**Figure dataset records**
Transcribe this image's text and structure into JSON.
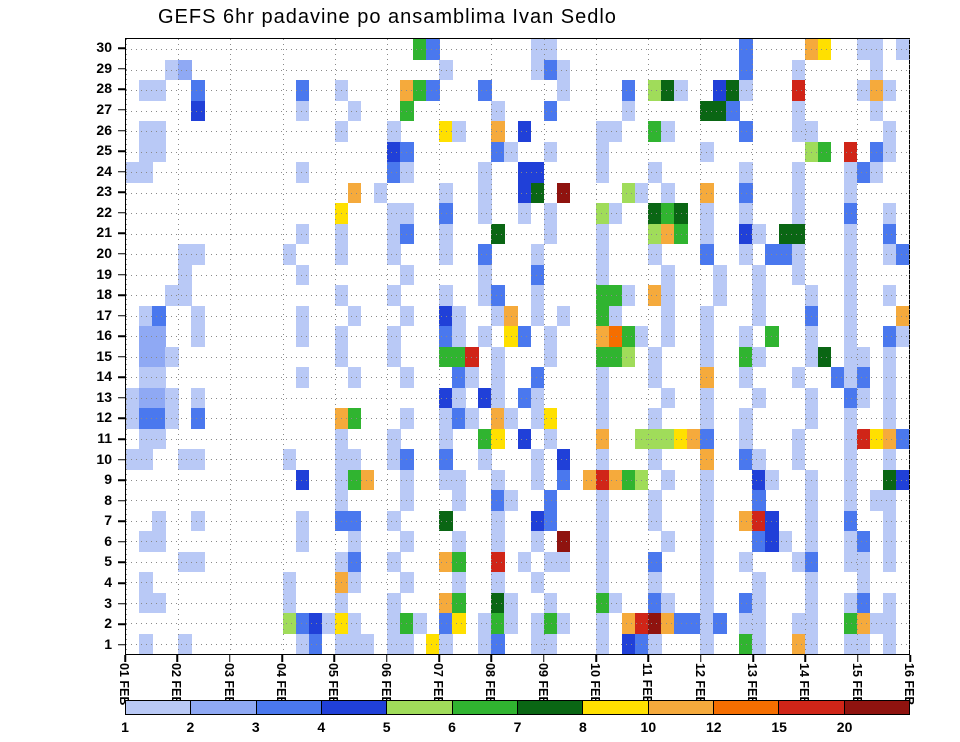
{
  "title": "GEFS 6hr padavine po ansamblima Ivan Sedlo",
  "chart_data": {
    "type": "heatmap",
    "title": "GEFS 6hr padavine po ansamblima Ivan Sedlo",
    "x_tick_labels": [
      "01 FEB",
      "02 FEB",
      "03 FEB",
      "04 FEB",
      "05 FEB",
      "06 FEB",
      "07 FEB",
      "08 FEB",
      "09 FEB",
      "10 FEB",
      "11 FEB",
      "12 FEB",
      "13 FEB",
      "14 FEB",
      "15 FEB",
      "16 FEB"
    ],
    "columns_per_day": 4,
    "n_columns": 60,
    "y_tick_labels": [
      "30",
      "29",
      "28",
      "27",
      "26",
      "25",
      "24",
      "23",
      "22",
      "21",
      "20",
      "19",
      "18",
      "17",
      "16",
      "15",
      "14",
      "13",
      "12",
      "11",
      "10",
      "9",
      "8",
      "7",
      "6",
      "5",
      "4",
      "3",
      "2",
      "1"
    ],
    "colorbar": {
      "tick_labels": [
        "1",
        "2",
        "3",
        "4",
        "5",
        "6",
        "7",
        "8",
        "10",
        "12",
        "15",
        "20"
      ],
      "colors": [
        "#b9c9f6",
        "#8fa9f4",
        "#4a78ee",
        "#2040d8",
        "#a0dc5a",
        "#30b430",
        "#0a6614",
        "#ffe000",
        "#f5aa3c",
        "#f56e00",
        "#d02518",
        "#8f130f"
      ],
      "level_chars": "123456789abc",
      "no_value_char": "."
    },
    "grid_rows_top_to_bottom": [
      [
        "..........",
        "..........",
        "..63......",
        ".11.......",
        ".......3..",
        "..98..11.1"
      ],
      [
        "...12.....",
        "..........",
        "....1.....",
        ".131......",
        ".......3..",
        ".1.....1.."
      ],
      [
        ".11..3....",
        "...3..1...",
        ".963...3..",
        "...1....3.",
        "571..471..",
        ".b....191."
      ],
      [
        ".....4....",
        "...1...1..",
        ".6......1.",
        "..3.....1.",
        "....773...",
        ".1.....1.."
      ],
      [
        ".11.......",
        "......1...",
        "1...81..9.",
        "4.....11..",
        "61.....3..",
        ".11.....1."
      ],
      [
        ".11.......",
        "..........",
        "43......31",
        "..1...1...",
        "....1.....",
        "..56.b.31."
      ],
      [
        "11........",
        "...1......",
        "31.....1..",
        "44....1...",
        "1......1..",
        ".1...131.."
      ],
      [
        "..........",
        ".......9.1",
        "....1..1..",
        "47.c....51",
        ".1..9..3..",
        ".1...1...."
      ],
      [
        "..........",
        "......8...",
        "11..3..1..",
        "1.1...51..",
        "767.1..1..",
        ".1...3..1."
      ],
      [
        "..........",
        "...1..1...",
        "13..1...7.",
        "..1...1...",
        "596.1..41.",
        "77...1..3."
      ],
      [
        "....11....",
        "..1...1...",
        "1...1..3..",
        ".1....1...",
        "1...3..1.3",
        "31...1..13"
      ],
      [
        "....1.....",
        "...1......",
        ".1.....1..",
        ".3....1...",
        ".1...1..1.",
        ".1...1...."
      ],
      [
        "...11.....",
        "......1...",
        "1...1..13.",
        ".1....661.",
        "91...1..1.",
        "..1..1..1."
      ],
      [
        ".13..1....",
        "...1...1..",
        ".1..41..19",
        ".1.1..61..",
        ".1..1...1.",
        "..3..1...9"
      ],
      [
        ".22..1....",
        "...1..1...",
        "1...31.1.8",
        "3.1...9a61",
        ".1..1..1.6",
        "..1..1..31"
      ],
      [
        ".221......",
        "......1...",
        "1...66b.1.",
        "..1...665.",
        "1...1..61.",
        "..17.11.1."
      ],
      [
        ".11.......",
        "...1...1..",
        ".1...31.1.",
        ".3....1...",
        "1...9..1..",
        ".1..313.1."
      ],
      [
        "1221.1....",
        "..........",
        "....41.41.",
        "31....1...",
        ".1..1...1.",
        "..1..31.1."
      ],
      [
        "1331.3....",
        "......96..",
        ".1..131.91",
        ".18...1...",
        "1...1..1..",
        "..1..1..1."
      ],
      [
        ".11.......",
        "......1...",
        "1...1..68.",
        "4.1...9..5",
        "55893..1..",
        ".1...1b893"
      ],
      [
        "11..11....",
        "..1...11..",
        "13..3..1..",
        ".1.4..1...",
        "1...9..31.",
        ".1...1..1."
      ],
      [
        "..........",
        "...4..169.",
        ".1..11..1.",
        ".1.3.9b965",
        ".1..1...41",
        "..1..1..74"
      ],
      [
        "..........",
        "......1...",
        ".1...1..31",
        "..3...1...",
        "1...1...3.",
        "..1..1.11."
      ],
      [
        "..1..1....",
        "...1..33..",
        "1...7...1.",
        ".43...1...",
        "1...1..9b4",
        "..1..3..1."
      ],
      [
        ".11.......",
        "...1...1..",
        ".1...1..1.",
        ".1.c..1...",
        ".1..1...34",
        "1.1..13.1."
      ],
      [
        "....11....",
        "......13..",
        "1...96..b.",
        "1.11..1...",
        "3...1..1..",
        ".13..11.1."
      ],
      [
        ".1........",
        "..1...91..",
        ".1...1..1.",
        ".1....1...",
        "1...1...1.",
        "..1...1..."
      ],
      [
        ".11.......",
        "..1...1...",
        "1...96..71",
        "..1...61..",
        "31..1..31.",
        "..1..13.1."
      ],
      [
        "..........",
        "..534181..",
        "161.38.161",
        ".161..1.9b",
        "c93313.11.",
        ".11..6911."
      ],
      [
        ".1..1.....",
        "...13.111.",
        "11.81..13.",
        ".11...1.43",
        "1...1..61.",
        ".91..11.1."
      ]
    ]
  }
}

**GOAL**
Using the data above, print every line exactly, omitting pictures.

**COMPLETE ANSWER**
Transcribe this image's text and structure into JSON.
{
  "title": "GEFS 6hr padavine po ansamblima Ivan Sedlo",
  "chart_data": {
    "type": "heatmap",
    "title": "GEFS 6hr padavine po ansamblima Ivan Sedlo",
    "x_tick_labels": [
      "01 FEB",
      "02 FEB",
      "03 FEB",
      "04 FEB",
      "05 FEB",
      "06 FEB",
      "07 FEB",
      "08 FEB",
      "09 FEB",
      "10 FEB",
      "11 FEB",
      "12 FEB",
      "13 FEB",
      "14 FEB",
      "15 FEB",
      "16 FEB"
    ],
    "columns_per_day": 4,
    "n_columns": 60,
    "y_tick_labels": [
      "30",
      "29",
      "28",
      "27",
      "26",
      "25",
      "24",
      "23",
      "22",
      "21",
      "20",
      "19",
      "18",
      "17",
      "16",
      "15",
      "14",
      "13",
      "12",
      "11",
      "10",
      "9",
      "8",
      "7",
      "6",
      "5",
      "4",
      "3",
      "2",
      "1"
    ],
    "colorbar": {
      "tick_labels": [
        "1",
        "2",
        "3",
        "4",
        "5",
        "6",
        "7",
        "8",
        "10",
        "12",
        "15",
        "20"
      ],
      "colors": [
        "#b9c9f6",
        "#8fa9f4",
        "#4a78ee",
        "#2040d8",
        "#a0dc5a",
        "#30b430",
        "#0a6614",
        "#ffe000",
        "#f5aa3c",
        "#f56e00",
        "#d02518",
        "#8f130f"
      ],
      "level_chars": "123456789abc",
      "no_value_char": "."
    },
    "grid_rows_top_to_bottom": [
      [
        "..........",
        "..........",
        "..63......",
        ".11.......",
        ".......3..",
        "..98..11.1"
      ],
      [
        "...12.....",
        "..........",
        "....1.....",
        ".131......",
        ".......3..",
        ".1.....1.."
      ],
      [
        ".11..3....",
        "...3..1...",
        ".963...3..",
        "...1....3.",
        "571..471..",
        ".b....191."
      ],
      [
        ".....4....",
        "...1...1..",
        ".6......1.",
        "..3.....1.",
        "....773...",
        ".1.....1.."
      ],
      [
        ".11.......",
        "......1...",
        "1...81..9.",
        "4.....11..",
        "61.....3..",
        ".11.....1."
      ],
      [
        ".11.......",
        "..........",
        "43......31",
        "..1...1...",
        "....1.....",
        "..56.b.31."
      ],
      [
        "11........",
        "...1......",
        "31.....1..",
        "44....1...",
        "1......1..",
        ".1...131.."
      ],
      [
        "..........",
        ".......9.1",
        "....1..1..",
        "47.c....51",
        ".1..9..3..",
        ".1...1...."
      ],
      [
        "..........",
        "......8...",
        "11..3..1..",
        "1.1...51..",
        "767.1..1..",
        ".1...3..1."
      ],
      [
        "..........",
        "...1..1...",
        "13..1...7.",
        "..1...1...",
        "596.1..41.",
        "77...1..3."
      ],
      [
        "....11....",
        "..1...1...",
        "1...1..3..",
        ".1....1...",
        "1...3..1.3",
        "31...1..13"
      ],
      [
        "....1.....",
        "...1......",
        ".1.....1..",
        ".3....1...",
        ".1...1..1.",
        ".1...1...."
      ],
      [
        "...11.....",
        "......1...",
        "1...1..13.",
        ".1....661.",
        "91...1..1.",
        "..1..1..1."
      ],
      [
        ".13..1....",
        "...1...1..",
        ".1..41..19",
        ".1.1..61..",
        ".1..1...1.",
        "..3..1...9"
      ],
      [
        ".22..1....",
        "...1..1...",
        "1...31.1.8",
        "3.1...9a61",
        ".1..1..1.6",
        "..1..1..31"
      ],
      [
        ".221......",
        "......1...",
        "1...66b.1.",
        "..1...665.",
        "1...1..61.",
        "..17.11.1."
      ],
      [
        ".11.......",
        "...1...1..",
        ".1...31.1.",
        ".3....1...",
        "1...9..1..",
        ".1..313.1."
      ],
      [
        "1221.1....",
        "..........",
        "....41.41.",
        "31....1...",
        ".1..1...1.",
        "..1..31.1."
      ],
      [
        "1331.3....",
        "......96..",
        ".1..131.91",
        ".18...1...",
        "1...1..1..",
        "..1..1..1."
      ],
      [
        ".11.......",
        "......1...",
        "1...1..68.",
        "4.1...9..5",
        "55893..1..",
        ".1...1b893"
      ],
      [
        "11..11....",
        "..1...11..",
        "13..3..1..",
        ".1.4..1...",
        "1...9..31.",
        ".1...1..1."
      ],
      [
        "..........",
        "...4..169.",
        ".1..11..1.",
        ".1.3.9b965",
        ".1..1...41",
        "..1..1..74"
      ],
      [
        "..........",
        "......1...",
        ".1...1..31",
        "..3...1...",
        "1...1...3.",
        "..1..1.11."
      ],
      [
        "..1..1....",
        "...1..33..",
        "1...7...1.",
        ".43...1...",
        "1...1..9b4",
        "..1..3..1."
      ],
      [
        ".11.......",
        "...1...1..",
        ".1...1..1.",
        ".1.c..1...",
        ".1..1...34",
        "1.1..13.1."
      ],
      [
        "....11....",
        "......13..",
        "1...96..b.",
        "1.11..1...",
        "3...1..1..",
        ".13..11.1."
      ],
      [
        ".1........",
        "..1...91..",
        ".1...1..1.",
        ".1....1...",
        "1...1...1.",
        "..1...1..."
      ],
      [
        ".11.......",
        "..1...1...",
        "1...96..71",
        "..1...61..",
        "31..1..31.",
        "..1..13.1."
      ],
      [
        "..........",
        "..534181..",
        "161.38.161",
        ".161..1.9b",
        "c93313.11.",
        ".11..6911."
      ],
      [
        ".1..1.....",
        "...13.111.",
        "11.81..13.",
        ".11...1.43",
        "1...1..61.",
        ".91..11.1."
      ]
    ]
  }
}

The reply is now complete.